━━ GIVEN ENTRIES ━━

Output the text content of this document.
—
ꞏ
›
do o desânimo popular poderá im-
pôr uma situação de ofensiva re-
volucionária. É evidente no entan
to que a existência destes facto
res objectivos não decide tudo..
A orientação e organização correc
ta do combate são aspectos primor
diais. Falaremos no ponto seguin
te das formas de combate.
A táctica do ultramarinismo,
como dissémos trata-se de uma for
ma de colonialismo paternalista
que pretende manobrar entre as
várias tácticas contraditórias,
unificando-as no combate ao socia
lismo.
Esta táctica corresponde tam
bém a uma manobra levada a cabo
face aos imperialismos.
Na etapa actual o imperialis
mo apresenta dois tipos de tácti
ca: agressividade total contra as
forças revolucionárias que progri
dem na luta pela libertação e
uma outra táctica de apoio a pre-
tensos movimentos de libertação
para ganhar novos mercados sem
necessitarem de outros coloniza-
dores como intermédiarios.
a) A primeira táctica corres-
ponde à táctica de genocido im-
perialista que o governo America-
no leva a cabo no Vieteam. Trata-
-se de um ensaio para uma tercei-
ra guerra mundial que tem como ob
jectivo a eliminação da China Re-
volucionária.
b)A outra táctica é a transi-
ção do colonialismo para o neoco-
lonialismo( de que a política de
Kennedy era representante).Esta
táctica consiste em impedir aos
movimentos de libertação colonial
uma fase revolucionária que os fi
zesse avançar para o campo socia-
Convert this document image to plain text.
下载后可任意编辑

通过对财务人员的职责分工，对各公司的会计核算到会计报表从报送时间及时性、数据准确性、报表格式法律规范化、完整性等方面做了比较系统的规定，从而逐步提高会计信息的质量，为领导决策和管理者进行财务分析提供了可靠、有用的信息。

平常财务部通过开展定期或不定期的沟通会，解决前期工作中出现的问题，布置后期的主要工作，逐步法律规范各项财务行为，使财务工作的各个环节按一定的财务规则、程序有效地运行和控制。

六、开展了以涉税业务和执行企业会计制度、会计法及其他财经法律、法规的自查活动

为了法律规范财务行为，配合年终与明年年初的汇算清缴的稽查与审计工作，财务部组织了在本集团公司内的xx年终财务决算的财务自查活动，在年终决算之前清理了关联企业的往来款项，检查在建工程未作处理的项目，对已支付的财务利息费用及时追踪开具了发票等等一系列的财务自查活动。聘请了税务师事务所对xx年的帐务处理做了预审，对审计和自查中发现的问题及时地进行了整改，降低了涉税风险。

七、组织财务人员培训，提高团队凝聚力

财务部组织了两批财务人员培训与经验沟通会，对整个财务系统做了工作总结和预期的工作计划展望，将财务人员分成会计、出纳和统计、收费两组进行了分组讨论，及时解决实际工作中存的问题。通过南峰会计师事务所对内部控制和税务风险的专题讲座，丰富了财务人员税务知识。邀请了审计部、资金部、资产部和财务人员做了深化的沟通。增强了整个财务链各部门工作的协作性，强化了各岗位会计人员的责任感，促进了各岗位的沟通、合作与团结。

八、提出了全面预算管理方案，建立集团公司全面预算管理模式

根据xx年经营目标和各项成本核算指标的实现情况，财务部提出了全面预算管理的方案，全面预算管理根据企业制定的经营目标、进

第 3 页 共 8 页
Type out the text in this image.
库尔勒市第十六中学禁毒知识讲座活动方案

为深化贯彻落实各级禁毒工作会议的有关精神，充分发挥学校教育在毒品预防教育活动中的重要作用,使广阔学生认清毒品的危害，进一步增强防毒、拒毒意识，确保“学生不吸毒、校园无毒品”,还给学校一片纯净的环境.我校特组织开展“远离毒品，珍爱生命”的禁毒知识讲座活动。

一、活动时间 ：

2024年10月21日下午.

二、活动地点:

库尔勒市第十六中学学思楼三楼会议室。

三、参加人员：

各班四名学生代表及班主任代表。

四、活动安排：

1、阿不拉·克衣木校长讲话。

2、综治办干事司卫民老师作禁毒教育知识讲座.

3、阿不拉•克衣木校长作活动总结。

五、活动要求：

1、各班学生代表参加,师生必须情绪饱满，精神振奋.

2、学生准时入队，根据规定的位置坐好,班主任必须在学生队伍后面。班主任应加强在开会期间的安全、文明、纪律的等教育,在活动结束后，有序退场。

━━━

§ **TASK STATEMENT**:
Locate the word "movimentos" in the records above, and return each line that has it.

§ **RESULT**:
tensos movimentos de libertação
movimentos de libertação colonial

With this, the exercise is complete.